Repeat back every line of the data, exactly.
== Data provided
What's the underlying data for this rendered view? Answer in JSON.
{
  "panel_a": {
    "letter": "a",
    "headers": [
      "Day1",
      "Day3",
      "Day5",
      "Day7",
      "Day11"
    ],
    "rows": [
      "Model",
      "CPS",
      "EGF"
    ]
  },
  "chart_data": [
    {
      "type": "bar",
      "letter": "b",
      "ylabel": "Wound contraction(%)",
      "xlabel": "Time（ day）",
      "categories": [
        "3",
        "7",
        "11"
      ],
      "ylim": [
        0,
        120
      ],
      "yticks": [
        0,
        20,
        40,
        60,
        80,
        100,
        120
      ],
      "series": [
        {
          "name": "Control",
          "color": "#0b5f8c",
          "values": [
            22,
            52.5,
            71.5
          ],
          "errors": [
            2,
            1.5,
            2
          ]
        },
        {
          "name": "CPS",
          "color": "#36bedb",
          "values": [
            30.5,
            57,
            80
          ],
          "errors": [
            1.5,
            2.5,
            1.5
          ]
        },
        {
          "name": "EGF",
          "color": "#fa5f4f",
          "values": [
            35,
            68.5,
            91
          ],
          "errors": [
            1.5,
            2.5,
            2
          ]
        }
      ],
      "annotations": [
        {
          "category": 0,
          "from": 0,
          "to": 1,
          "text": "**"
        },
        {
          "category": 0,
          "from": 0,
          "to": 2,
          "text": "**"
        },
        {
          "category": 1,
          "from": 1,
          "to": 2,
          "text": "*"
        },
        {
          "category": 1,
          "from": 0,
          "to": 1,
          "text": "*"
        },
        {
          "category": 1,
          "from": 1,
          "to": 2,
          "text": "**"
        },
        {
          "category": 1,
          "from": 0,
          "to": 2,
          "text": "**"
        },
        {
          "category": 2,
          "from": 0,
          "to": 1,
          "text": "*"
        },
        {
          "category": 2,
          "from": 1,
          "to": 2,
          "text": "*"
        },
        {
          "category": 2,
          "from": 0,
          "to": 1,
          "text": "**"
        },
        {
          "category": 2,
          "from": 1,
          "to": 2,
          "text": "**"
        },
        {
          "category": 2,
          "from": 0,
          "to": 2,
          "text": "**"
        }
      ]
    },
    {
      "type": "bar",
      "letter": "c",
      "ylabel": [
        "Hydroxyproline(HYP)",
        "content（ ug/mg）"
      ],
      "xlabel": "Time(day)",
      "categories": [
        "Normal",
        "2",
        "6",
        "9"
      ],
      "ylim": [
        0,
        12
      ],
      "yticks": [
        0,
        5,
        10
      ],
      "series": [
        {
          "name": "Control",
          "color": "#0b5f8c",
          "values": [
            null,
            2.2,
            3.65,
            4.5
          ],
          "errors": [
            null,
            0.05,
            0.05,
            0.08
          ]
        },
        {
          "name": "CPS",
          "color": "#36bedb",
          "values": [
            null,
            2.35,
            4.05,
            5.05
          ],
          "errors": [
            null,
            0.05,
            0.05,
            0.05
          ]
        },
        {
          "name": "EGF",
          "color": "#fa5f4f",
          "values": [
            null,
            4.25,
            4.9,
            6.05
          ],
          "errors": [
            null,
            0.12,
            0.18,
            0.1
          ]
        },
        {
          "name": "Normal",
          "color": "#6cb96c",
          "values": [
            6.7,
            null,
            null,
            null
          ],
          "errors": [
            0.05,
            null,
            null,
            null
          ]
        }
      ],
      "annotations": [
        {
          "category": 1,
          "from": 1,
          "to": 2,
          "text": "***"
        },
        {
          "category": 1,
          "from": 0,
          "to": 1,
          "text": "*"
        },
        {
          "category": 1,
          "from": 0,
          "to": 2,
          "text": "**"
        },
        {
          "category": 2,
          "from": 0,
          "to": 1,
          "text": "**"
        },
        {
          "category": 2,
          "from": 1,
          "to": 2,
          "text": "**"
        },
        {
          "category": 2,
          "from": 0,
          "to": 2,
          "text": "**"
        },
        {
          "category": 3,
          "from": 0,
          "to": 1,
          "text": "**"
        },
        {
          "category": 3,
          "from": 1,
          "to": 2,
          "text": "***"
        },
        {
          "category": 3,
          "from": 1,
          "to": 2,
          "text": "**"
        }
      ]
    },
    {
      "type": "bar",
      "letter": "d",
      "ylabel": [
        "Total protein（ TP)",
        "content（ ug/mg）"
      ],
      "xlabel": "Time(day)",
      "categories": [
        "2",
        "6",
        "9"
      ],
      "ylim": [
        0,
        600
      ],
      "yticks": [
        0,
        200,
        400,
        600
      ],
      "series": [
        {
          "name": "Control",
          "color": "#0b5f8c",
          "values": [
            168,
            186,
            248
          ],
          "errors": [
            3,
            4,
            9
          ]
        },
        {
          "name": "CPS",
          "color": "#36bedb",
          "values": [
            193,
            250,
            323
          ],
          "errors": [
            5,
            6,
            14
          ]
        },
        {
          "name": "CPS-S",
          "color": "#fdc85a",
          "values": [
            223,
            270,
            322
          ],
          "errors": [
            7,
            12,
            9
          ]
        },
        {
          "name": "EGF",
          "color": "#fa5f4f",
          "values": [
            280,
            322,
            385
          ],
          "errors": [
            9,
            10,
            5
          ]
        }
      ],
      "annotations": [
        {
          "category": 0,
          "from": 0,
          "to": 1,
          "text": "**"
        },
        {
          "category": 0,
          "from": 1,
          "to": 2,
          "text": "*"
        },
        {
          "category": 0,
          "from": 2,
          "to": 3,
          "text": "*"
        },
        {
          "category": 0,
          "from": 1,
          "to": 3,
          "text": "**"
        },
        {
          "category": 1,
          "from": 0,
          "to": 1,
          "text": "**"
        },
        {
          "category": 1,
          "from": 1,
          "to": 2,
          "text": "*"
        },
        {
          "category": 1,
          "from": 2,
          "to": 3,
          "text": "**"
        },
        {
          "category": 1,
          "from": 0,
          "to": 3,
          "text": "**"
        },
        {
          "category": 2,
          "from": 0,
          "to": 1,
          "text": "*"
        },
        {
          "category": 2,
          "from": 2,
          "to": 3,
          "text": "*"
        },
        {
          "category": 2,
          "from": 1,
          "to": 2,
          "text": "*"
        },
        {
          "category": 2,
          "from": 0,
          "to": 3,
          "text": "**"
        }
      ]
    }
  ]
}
====
= Answer space =
What's the underlying data for this rendered view? Answer in JSON.
{
  "panel_a": {
    "letter": "a",
    "headers": [
      "Day1",
      "Day3",
      "Day5",
      "Day7",
      "Day11"
    ],
    "rows": [
      "Model",
      "CPS",
      "EGF"
    ]
  },
  "chart_data": [
    {
      "type": "bar",
      "letter": "b",
      "ylabel": "Wound contraction(%)",
      "xlabel": "Time（ day）",
      "categories": [
        "3",
        "7",
        "11"
      ],
      "ylim": [
        0,
        120
      ],
      "yticks": [
        0,
        20,
        40,
        60,
        80,
        100,
        120
      ],
      "series": [
        {
          "name": "Control",
          "color": "#0b5f8c",
          "values": [
            22,
            52.5,
            71.5
          ],
          "errors": [
            2,
            1.5,
            2
          ]
        },
        {
          "name": "CPS",
          "color": "#36bedb",
          "values": [
            30.5,
            57,
            80
          ],
          "errors": [
            1.5,
            2.5,
            1.5
          ]
        },
        {
          "name": "EGF",
          "color": "#fa5f4f",
          "values": [
            35,
            68.5,
            91
          ],
          "errors": [
            1.5,
            2.5,
            2
          ]
        }
      ],
      "annotations": [
        {
          "category": 0,
          "from": 0,
          "to": 1,
          "text": "**"
        },
        {
          "category": 0,
          "from": 0,
          "to": 2,
          "text": "**"
        },
        {
          "category": 1,
          "from": 1,
          "to": 2,
          "text": "*"
        },
        {
          "category": 1,
          "from": 0,
          "to": 1,
          "text": "*"
        },
        {
          "category": 1,
          "from": 1,
          "to": 2,
          "text": "**"
        },
        {
          "category": 1,
          "from": 0,
          "to": 2,
          "text": "**"
        },
        {
          "category": 2,
          "from": 0,
          "to": 1,
          "text": "*"
        },
        {
          "category": 2,
          "from": 1,
          "to": 2,
          "text": "*"
        },
        {
          "category": 2,
          "from": 0,
          "to": 1,
          "text": "**"
        },
        {
          "category": 2,
          "from": 1,
          "to": 2,
          "text": "**"
        },
        {
          "category": 2,
          "from": 0,
          "to": 2,
          "text": "**"
        }
      ]
    },
    {
      "type": "bar",
      "letter": "c",
      "ylabel": [
        "Hydroxyproline(HYP)",
        "content（ ug/mg）"
      ],
      "xlabel": "Time(day)",
      "categories": [
        "Normal",
        "2",
        "6",
        "9"
      ],
      "ylim": [
        0,
        12
      ],
      "yticks": [
        0,
        5,
        10
      ],
      "series": [
        {
          "name": "Control",
          "color": "#0b5f8c",
          "values": [
            null,
            2.2,
            3.65,
            4.5
          ],
          "errors": [
            null,
            0.05,
            0.05,
            0.08
          ]
        },
        {
          "name": "CPS",
          "color": "#36bedb",
          "values": [
            null,
            2.35,
            4.05,
            5.05
          ],
          "errors": [
            null,
            0.05,
            0.05,
            0.05
          ]
        },
        {
          "name": "EGF",
          "color": "#fa5f4f",
          "values": [
            null,
            4.25,
            4.9,
            6.05
          ],
          "errors": [
            null,
            0.12,
            0.18,
            0.1
          ]
        },
        {
          "name": "Normal",
          "color": "#6cb96c",
          "values": [
            6.7,
            null,
            null,
            null
          ],
          "errors": [
            0.05,
            null,
            null,
            null
          ]
        }
      ],
      "annotations": [
        {
          "category": 1,
          "from": 1,
          "to": 2,
          "text": "***"
        },
        {
          "category": 1,
          "from": 0,
          "to": 1,
          "text": "*"
        },
        {
          "category": 1,
          "from": 0,
          "to": 2,
          "text": "**"
        },
        {
          "category": 2,
          "from": 0,
          "to": 1,
          "text": "**"
        },
        {
          "category": 2,
          "from": 1,
          "to": 2,
          "text": "**"
        },
        {
          "category": 2,
          "from": 0,
          "to": 2,
          "text": "**"
        },
        {
          "category": 3,
          "from": 0,
          "to": 1,
          "text": "**"
        },
        {
          "category": 3,
          "from": 1,
          "to": 2,
          "text": "***"
        },
        {
          "category": 3,
          "from": 1,
          "to": 2,
          "text": "**"
        }
      ]
    },
    {
      "type": "bar",
      "letter": "d",
      "ylabel": [
        "Total protein（ TP)",
        "content（ ug/mg）"
      ],
      "xlabel": "Time(day)",
      "categories": [
        "2",
        "6",
        "9"
      ],
      "ylim": [
        0,
        600
      ],
      "yticks": [
        0,
        200,
        400,
        600
      ],
      "series": [
        {
          "name": "Control",
          "color": "#0b5f8c",
          "values": [
            168,
            186,
            248
          ],
          "errors": [
            3,
            4,
            9
          ]
        },
        {
          "name": "CPS",
          "color": "#36bedb",
          "values": [
            193,
            250,
            323
          ],
          "errors": [
            5,
            6,
            14
          ]
        },
        {
          "name": "CPS-S",
          "color": "#fdc85a",
          "values": [
            223,
            270,
            322
          ],
          "errors": [
            7,
            12,
            9
          ]
        },
        {
          "name": "EGF",
          "color": "#fa5f4f",
          "values": [
            280,
            322,
            385
          ],
          "errors": [
            9,
            10,
            5
          ]
        }
      ],
      "annotations": [
        {
          "category": 0,
          "from": 0,
          "to": 1,
          "text": "**"
        },
        {
          "category": 0,
          "from": 1,
          "to": 2,
          "text": "*"
        },
        {
          "category": 0,
          "from": 2,
          "to": 3,
          "text": "*"
        },
        {
          "category": 0,
          "from": 1,
          "to": 3,
          "text": "**"
        },
        {
          "category": 1,
          "from": 0,
          "to": 1,
          "text": "**"
        },
        {
          "category": 1,
          "from": 1,
          "to": 2,
          "text": "*"
        },
        {
          "category": 1,
          "from": 2,
          "to": 3,
          "text": "**"
        },
        {
          "category": 1,
          "from": 0,
          "to": 3,
          "text": "**"
        },
        {
          "category": 2,
          "from": 0,
          "to": 1,
          "text": "*"
        },
        {
          "category": 2,
          "from": 2,
          "to": 3,
          "text": "*"
        },
        {
          "category": 2,
          "from": 1,
          "to": 2,
          "text": "*"
        },
        {
          "category": 2,
          "from": 0,
          "to": 3,
          "text": "**"
        }
      ]
    }
  ]
}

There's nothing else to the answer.